The task: Write out every line below that includes the word "First".

-- BEGIN Source records --

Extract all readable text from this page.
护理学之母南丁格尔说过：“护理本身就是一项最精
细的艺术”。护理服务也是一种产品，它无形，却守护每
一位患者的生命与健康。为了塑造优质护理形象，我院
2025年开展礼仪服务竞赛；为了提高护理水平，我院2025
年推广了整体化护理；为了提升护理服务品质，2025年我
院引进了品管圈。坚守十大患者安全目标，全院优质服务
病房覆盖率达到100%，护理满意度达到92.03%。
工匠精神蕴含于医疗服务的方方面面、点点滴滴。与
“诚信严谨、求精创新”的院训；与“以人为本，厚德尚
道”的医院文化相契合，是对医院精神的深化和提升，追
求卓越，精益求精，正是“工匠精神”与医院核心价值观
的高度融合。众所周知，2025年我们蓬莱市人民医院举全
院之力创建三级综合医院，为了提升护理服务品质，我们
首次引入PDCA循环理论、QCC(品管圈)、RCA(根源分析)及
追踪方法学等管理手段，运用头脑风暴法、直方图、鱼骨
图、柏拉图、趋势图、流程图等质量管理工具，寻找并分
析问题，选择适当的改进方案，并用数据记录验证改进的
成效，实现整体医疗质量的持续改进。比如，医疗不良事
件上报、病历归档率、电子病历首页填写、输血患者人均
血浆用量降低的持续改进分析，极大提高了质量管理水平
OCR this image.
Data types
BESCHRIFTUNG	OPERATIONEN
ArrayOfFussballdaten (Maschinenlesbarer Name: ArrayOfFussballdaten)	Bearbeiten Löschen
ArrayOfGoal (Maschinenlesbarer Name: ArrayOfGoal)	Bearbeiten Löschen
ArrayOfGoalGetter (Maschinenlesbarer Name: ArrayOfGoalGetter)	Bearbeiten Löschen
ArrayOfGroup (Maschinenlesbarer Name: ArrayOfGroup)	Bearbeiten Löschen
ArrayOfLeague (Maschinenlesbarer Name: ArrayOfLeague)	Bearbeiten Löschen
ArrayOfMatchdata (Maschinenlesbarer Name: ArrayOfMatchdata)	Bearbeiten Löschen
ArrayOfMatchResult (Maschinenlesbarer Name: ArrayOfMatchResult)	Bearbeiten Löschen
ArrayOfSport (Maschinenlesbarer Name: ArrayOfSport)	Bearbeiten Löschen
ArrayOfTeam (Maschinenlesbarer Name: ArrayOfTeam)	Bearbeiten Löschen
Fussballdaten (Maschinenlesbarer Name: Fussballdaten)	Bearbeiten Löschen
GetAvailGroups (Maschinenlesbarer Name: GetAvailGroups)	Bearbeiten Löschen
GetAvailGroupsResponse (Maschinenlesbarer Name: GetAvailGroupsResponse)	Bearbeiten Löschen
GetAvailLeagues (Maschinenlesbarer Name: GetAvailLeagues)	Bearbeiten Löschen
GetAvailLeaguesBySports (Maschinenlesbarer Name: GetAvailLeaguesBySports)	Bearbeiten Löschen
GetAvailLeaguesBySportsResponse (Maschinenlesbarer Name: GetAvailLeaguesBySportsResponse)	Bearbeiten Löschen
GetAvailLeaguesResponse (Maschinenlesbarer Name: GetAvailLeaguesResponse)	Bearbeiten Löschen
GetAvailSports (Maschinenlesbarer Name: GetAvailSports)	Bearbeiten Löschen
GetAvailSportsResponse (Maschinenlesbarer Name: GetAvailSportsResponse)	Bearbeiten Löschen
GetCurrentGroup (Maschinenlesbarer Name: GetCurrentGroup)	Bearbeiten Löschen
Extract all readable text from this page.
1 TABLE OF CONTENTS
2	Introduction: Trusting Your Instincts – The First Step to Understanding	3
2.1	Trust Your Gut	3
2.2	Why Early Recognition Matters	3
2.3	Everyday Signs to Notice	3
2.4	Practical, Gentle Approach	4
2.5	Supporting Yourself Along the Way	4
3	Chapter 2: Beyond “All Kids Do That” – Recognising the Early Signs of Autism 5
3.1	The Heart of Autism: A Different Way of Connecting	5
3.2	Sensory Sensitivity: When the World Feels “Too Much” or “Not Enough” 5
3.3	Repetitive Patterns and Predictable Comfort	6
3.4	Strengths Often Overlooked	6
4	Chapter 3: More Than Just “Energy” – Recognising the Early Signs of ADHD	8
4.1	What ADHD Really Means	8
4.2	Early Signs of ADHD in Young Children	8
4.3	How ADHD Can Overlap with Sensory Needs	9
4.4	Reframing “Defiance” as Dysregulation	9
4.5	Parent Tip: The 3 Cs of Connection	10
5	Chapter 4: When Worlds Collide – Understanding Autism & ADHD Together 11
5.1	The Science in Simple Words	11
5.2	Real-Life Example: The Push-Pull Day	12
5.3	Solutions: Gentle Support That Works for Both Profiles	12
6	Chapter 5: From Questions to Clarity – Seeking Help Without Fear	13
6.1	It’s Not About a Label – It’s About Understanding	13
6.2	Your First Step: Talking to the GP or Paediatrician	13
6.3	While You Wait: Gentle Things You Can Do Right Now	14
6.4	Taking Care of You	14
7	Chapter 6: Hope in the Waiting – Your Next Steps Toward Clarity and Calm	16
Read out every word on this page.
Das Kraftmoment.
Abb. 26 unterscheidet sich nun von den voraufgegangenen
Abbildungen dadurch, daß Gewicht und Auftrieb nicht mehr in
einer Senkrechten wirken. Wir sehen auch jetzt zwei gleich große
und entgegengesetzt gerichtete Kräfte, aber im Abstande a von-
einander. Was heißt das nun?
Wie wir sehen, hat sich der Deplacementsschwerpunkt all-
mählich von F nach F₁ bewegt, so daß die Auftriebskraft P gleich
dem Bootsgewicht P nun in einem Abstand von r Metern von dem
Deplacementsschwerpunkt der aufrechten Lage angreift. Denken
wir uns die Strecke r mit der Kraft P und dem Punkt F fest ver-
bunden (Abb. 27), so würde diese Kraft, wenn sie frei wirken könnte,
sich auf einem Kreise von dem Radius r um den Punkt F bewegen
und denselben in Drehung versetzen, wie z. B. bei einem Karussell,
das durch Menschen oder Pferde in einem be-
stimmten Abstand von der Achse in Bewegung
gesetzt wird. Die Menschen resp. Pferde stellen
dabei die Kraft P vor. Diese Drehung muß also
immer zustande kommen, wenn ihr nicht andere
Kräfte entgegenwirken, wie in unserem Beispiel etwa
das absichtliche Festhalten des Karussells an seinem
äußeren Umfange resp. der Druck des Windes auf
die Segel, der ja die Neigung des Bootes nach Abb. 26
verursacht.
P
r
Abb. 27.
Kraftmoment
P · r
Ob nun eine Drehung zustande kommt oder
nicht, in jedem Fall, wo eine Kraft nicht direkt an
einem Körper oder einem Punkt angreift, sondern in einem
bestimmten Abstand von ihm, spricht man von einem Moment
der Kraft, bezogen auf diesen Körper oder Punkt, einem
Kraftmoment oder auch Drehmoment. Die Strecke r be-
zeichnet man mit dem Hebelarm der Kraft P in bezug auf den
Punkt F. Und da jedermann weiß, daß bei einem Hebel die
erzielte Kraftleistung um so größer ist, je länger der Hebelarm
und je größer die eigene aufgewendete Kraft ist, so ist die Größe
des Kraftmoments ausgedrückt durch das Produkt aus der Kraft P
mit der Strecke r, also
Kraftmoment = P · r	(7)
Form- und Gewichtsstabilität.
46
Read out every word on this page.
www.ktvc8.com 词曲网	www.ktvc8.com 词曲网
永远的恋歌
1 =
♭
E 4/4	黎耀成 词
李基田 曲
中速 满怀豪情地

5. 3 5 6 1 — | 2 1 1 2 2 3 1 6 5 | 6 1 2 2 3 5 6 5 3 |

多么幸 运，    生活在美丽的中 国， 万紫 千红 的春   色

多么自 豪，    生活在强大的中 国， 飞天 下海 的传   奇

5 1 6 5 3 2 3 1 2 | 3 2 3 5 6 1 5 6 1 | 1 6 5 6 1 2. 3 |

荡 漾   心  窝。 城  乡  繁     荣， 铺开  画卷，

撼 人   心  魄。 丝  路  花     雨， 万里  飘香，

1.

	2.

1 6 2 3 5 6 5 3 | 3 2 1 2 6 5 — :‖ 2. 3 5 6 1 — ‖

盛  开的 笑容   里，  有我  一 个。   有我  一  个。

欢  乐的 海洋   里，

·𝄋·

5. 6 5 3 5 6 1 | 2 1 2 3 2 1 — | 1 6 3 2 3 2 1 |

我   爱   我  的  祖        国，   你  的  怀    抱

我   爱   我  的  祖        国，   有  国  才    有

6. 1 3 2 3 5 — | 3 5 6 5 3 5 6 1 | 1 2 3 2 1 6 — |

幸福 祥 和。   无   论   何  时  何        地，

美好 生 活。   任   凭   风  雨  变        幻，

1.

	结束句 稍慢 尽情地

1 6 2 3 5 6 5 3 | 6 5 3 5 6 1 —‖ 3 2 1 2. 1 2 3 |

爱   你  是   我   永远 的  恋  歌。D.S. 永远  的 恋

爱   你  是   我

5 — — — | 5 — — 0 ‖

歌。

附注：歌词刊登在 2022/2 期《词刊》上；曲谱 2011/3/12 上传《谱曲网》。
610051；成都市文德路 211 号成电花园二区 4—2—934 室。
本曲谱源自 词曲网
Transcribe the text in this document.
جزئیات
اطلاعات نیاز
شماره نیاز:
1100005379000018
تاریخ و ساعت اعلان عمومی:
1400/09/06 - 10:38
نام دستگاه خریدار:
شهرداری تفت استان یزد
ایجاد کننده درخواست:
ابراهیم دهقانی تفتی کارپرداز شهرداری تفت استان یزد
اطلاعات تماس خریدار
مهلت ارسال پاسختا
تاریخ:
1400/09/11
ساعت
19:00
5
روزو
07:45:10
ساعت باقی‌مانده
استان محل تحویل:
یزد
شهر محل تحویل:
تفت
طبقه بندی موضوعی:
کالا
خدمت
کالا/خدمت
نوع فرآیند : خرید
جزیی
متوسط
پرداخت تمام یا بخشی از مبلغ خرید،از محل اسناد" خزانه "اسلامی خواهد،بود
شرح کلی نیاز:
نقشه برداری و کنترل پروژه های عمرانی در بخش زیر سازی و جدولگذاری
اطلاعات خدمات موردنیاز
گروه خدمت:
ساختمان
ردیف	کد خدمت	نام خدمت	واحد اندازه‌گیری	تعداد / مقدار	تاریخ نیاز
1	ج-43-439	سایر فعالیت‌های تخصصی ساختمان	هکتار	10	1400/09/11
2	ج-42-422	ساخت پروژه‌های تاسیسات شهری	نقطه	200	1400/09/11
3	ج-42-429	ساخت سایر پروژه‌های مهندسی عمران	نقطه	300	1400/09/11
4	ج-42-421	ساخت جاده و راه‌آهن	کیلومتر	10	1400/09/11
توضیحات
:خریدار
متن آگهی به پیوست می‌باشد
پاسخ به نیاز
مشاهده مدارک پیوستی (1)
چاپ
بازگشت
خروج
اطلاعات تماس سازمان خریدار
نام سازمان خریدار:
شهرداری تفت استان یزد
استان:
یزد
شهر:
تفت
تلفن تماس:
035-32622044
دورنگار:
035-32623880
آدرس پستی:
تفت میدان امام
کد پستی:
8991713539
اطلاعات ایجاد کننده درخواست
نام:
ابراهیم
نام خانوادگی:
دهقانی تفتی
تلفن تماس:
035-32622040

-- END Source records --

Expected output:
2	Introduction: Trusting Your Instincts – The First Step to Understanding	3
6.2	Your First Step: Talking to the GP or Paediatrician	13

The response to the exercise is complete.